Given records:

(begin)

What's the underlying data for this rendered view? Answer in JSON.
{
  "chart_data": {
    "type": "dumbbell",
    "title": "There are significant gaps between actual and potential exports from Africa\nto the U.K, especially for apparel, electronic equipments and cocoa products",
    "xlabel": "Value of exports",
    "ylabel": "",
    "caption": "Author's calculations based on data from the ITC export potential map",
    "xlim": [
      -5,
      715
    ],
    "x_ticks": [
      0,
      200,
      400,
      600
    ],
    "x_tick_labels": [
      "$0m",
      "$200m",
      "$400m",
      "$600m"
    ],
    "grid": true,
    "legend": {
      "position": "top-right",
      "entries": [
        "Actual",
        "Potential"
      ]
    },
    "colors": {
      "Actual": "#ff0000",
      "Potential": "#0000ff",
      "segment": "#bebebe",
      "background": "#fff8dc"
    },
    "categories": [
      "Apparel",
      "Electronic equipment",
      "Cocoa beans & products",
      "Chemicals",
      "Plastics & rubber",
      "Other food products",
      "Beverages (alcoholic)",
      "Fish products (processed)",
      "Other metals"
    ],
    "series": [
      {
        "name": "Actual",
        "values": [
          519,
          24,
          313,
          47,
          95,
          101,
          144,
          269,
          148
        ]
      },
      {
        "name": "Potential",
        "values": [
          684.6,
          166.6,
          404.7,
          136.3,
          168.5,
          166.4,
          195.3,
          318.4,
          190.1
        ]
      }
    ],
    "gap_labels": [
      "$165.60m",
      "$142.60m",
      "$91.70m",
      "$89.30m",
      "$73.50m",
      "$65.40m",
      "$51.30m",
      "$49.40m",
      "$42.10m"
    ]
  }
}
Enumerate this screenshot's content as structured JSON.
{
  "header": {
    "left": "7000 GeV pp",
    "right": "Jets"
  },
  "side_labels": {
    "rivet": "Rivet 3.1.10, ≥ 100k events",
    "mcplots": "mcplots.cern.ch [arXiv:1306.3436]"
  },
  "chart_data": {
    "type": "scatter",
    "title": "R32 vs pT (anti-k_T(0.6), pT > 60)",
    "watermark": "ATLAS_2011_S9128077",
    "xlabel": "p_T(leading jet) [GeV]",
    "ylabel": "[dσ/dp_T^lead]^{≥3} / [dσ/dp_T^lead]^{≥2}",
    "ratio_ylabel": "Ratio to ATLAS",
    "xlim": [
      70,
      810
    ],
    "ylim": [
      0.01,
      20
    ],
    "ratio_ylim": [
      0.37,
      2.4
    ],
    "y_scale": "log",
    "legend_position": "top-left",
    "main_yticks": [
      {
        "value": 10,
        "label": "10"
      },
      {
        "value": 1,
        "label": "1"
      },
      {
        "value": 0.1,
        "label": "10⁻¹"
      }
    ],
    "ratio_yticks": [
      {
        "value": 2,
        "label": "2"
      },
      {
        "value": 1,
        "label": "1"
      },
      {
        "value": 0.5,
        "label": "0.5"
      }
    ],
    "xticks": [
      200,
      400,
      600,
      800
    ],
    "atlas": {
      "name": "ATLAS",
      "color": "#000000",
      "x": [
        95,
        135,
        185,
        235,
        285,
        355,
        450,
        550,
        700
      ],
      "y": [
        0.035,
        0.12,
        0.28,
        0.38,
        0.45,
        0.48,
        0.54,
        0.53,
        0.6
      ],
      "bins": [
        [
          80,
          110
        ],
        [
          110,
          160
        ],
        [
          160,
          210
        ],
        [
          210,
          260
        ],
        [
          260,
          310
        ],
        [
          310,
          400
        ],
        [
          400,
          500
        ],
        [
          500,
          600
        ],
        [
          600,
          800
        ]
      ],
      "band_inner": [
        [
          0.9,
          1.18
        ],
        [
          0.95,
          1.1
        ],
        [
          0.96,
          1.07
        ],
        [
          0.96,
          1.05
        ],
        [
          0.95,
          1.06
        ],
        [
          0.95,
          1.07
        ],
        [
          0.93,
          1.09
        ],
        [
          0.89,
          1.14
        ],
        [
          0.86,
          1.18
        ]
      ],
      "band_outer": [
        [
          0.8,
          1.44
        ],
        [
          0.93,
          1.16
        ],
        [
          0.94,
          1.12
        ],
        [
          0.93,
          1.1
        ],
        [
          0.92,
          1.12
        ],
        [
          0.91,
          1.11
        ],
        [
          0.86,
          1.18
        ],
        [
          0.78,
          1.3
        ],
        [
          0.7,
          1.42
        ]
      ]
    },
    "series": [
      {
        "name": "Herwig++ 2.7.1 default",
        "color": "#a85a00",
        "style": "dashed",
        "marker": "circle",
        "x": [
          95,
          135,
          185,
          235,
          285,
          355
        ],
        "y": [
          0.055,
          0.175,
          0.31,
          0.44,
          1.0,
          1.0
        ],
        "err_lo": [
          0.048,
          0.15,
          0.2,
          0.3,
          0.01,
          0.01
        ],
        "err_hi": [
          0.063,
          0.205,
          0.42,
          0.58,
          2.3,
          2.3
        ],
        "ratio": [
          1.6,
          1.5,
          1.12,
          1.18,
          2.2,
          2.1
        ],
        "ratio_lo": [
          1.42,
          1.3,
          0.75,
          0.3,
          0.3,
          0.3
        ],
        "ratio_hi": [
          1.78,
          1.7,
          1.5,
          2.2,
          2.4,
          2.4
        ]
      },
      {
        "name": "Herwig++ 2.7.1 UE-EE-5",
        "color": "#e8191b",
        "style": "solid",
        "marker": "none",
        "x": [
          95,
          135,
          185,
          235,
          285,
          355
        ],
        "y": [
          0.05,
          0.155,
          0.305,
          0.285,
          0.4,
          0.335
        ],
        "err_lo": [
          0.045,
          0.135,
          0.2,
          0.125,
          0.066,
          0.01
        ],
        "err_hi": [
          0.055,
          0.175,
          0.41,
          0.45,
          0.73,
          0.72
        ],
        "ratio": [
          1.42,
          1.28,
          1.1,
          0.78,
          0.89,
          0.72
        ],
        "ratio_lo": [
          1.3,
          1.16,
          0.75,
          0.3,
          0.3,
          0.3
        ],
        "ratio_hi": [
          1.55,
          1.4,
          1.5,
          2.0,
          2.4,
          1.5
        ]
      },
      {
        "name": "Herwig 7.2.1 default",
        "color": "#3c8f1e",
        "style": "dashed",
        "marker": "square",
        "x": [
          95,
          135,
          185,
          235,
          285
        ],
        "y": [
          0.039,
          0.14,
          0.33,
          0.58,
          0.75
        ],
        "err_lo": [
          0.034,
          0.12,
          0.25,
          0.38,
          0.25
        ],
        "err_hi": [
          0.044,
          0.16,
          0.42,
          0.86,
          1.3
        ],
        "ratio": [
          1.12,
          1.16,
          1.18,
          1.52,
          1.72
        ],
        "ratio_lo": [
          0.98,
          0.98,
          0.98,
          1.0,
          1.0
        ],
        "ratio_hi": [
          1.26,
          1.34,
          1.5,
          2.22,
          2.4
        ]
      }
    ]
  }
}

(end)

Challenge:
Output each record exactly, leaving nothing out.

Complete answer:
What's the underlying data for this rendered view? Answer in JSON.
{
  "chart_data": {
    "type": "dumbbell",
    "title": "There are significant gaps between actual and potential exports from Africa\nto the U.K, especially for apparel, electronic equipments and cocoa products",
    "xlabel": "Value of exports",
    "ylabel": "",
    "caption": "Author's calculations based on data from the ITC export potential map",
    "xlim": [
      -5,
      715
    ],
    "x_ticks": [
      0,
      200,
      400,
      600
    ],
    "x_tick_labels": [
      "$0m",
      "$200m",
      "$400m",
      "$600m"
    ],
    "grid": true,
    "legend": {
      "position": "top-right",
      "entries": [
        "Actual",
        "Potential"
      ]
    },
    "colors": {
      "Actual": "#ff0000",
      "Potential": "#0000ff",
      "segment": "#bebebe",
      "background": "#fff8dc"
    },
    "categories": [
      "Apparel",
      "Electronic equipment",
      "Cocoa beans & products",
      "Chemicals",
      "Plastics & rubber",
      "Other food products",
      "Beverages (alcoholic)",
      "Fish products (processed)",
      "Other metals"
    ],
    "series": [
      {
        "name": "Actual",
        "values": [
          519,
          24,
          313,
          47,
          95,
          101,
          144,
          269,
          148
        ]
      },
      {
        "name": "Potential",
        "values": [
          684.6,
          166.6,
          404.7,
          136.3,
          168.5,
          166.4,
          195.3,
          318.4,
          190.1
        ]
      }
    ],
    "gap_labels": [
      "$165.60m",
      "$142.60m",
      "$91.70m",
      "$89.30m",
      "$73.50m",
      "$65.40m",
      "$51.30m",
      "$49.40m",
      "$42.10m"
    ]
  }
}
Enumerate this screenshot's content as structured JSON.
{
  "header": {
    "left": "7000 GeV pp",
    "right": "Jets"
  },
  "side_labels": {
    "rivet": "Rivet 3.1.10, ≥ 100k events",
    "mcplots": "mcplots.cern.ch [arXiv:1306.3436]"
  },
  "chart_data": {
    "type": "scatter",
    "title": "R32 vs pT (anti-k_T(0.6), pT > 60)",
    "watermark": "ATLAS_2011_S9128077",
    "xlabel": "p_T(leading jet) [GeV]",
    "ylabel": "[dσ/dp_T^lead]^{≥3} / [dσ/dp_T^lead]^{≥2}",
    "ratio_ylabel": "Ratio to ATLAS",
    "xlim": [
      70,
      810
    ],
    "ylim": [
      0.01,
      20
    ],
    "ratio_ylim": [
      0.37,
      2.4
    ],
    "y_scale": "log",
    "legend_position": "top-left",
    "main_yticks": [
      {
        "value": 10,
        "label": "10"
      },
      {
        "value": 1,
        "label": "1"
      },
      {
        "value": 0.1,
        "label": "10⁻¹"
      }
    ],
    "ratio_yticks": [
      {
        "value": 2,
        "label": "2"
      },
      {
        "value": 1,
        "label": "1"
      },
      {
        "value": 0.5,
        "label": "0.5"
      }
    ],
    "xticks": [
      200,
      400,
      600,
      800
    ],
    "atlas": {
      "name": "ATLAS",
      "color": "#000000",
      "x": [
        95,
        135,
        185,
        235,
        285,
        355,
        450,
        550,
        700
      ],
      "y": [
        0.035,
        0.12,
        0.28,
        0.38,
        0.45,
        0.48,
        0.54,
        0.53,
        0.6
      ],
      "bins": [
        [
          80,
          110
        ],
        [
          110,
          160
        ],
        [
          160,
          210
        ],
        [
          210,
          260
        ],
        [
          260,
          310
        ],
        [
          310,
          400
        ],
        [
          400,
          500
        ],
        [
          500,
          600
        ],
        [
          600,
          800
        ]
      ],
      "band_inner": [
        [
          0.9,
          1.18
        ],
        [
          0.95,
          1.1
        ],
        [
          0.96,
          1.07
        ],
        [
          0.96,
          1.05
        ],
        [
          0.95,
          1.06
        ],
        [
          0.95,
          1.07
        ],
        [
          0.93,
          1.09
        ],
        [
          0.89,
          1.14
        ],
        [
          0.86,
          1.18
        ]
      ],
      "band_outer": [
        [
          0.8,
          1.44
        ],
        [
          0.93,
          1.16
        ],
        [
          0.94,
          1.12
        ],
        [
          0.93,
          1.1
        ],
        [
          0.92,
          1.12
        ],
        [
          0.91,
          1.11
        ],
        [
          0.86,
          1.18
        ],
        [
          0.78,
          1.3
        ],
        [
          0.7,
          1.42
        ]
      ]
    },
    "series": [
      {
        "name": "Herwig++ 2.7.1 default",
        "color": "#a85a00",
        "style": "dashed",
        "marker": "circle",
        "x": [
          95,
          135,
          185,
          235,
          285,
          355
        ],
        "y": [
          0.055,
          0.175,
          0.31,
          0.44,
          1.0,
          1.0
        ],
        "err_lo": [
          0.048,
          0.15,
          0.2,
          0.3,
          0.01,
          0.01
        ],
        "err_hi": [
          0.063,
          0.205,
          0.42,
          0.58,
          2.3,
          2.3
        ],
        "ratio": [
          1.6,
          1.5,
          1.12,
          1.18,
          2.2,
          2.1
        ],
        "ratio_lo": [
          1.42,
          1.3,
          0.75,
          0.3,
          0.3,
          0.3
        ],
        "ratio_hi": [
          1.78,
          1.7,
          1.5,
          2.2,
          2.4,
          2.4
        ]
      },
      {
        "name": "Herwig++ 2.7.1 UE-EE-5",
        "color": "#e8191b",
        "style": "solid",
        "marker": "none",
        "x": [
          95,
          135,
          185,
          235,
          285,
          355
        ],
        "y": [
          0.05,
          0.155,
          0.305,
          0.285,
          0.4,
          0.335
        ],
        "err_lo": [
          0.045,
          0.135,
          0.2,
          0.125,
          0.066,
          0.01
        ],
        "err_hi": [
          0.055,
          0.175,
          0.41,
          0.45,
          0.73,
          0.72
        ],
        "ratio": [
          1.42,
          1.28,
          1.1,
          0.78,
          0.89,
          0.72
        ],
        "ratio_lo": [
          1.3,
          1.16,
          0.75,
          0.3,
          0.3,
          0.3
        ],
        "ratio_hi": [
          1.55,
          1.4,
          1.5,
          2.0,
          2.4,
          1.5
        ]
      },
      {
        "name": "Herwig 7.2.1 default",
        "color": "#3c8f1e",
        "style": "dashed",
        "marker": "square",
        "x": [
          95,
          135,
          185,
          235,
          285
        ],
        "y": [
          0.039,
          0.14,
          0.33,
          0.58,
          0.75
        ],
        "err_lo": [
          0.034,
          0.12,
          0.25,
          0.38,
          0.25
        ],
        "err_hi": [
          0.044,
          0.16,
          0.42,
          0.86,
          1.3
        ],
        "ratio": [
          1.12,
          1.16,
          1.18,
          1.52,
          1.72
        ],
        "ratio_lo": [
          0.98,
          0.98,
          0.98,
          1.0,
          1.0
        ],
        "ratio_hi": [
          1.26,
          1.34,
          1.5,
          2.22,
          2.4
        ]
      }
    ]
  }
}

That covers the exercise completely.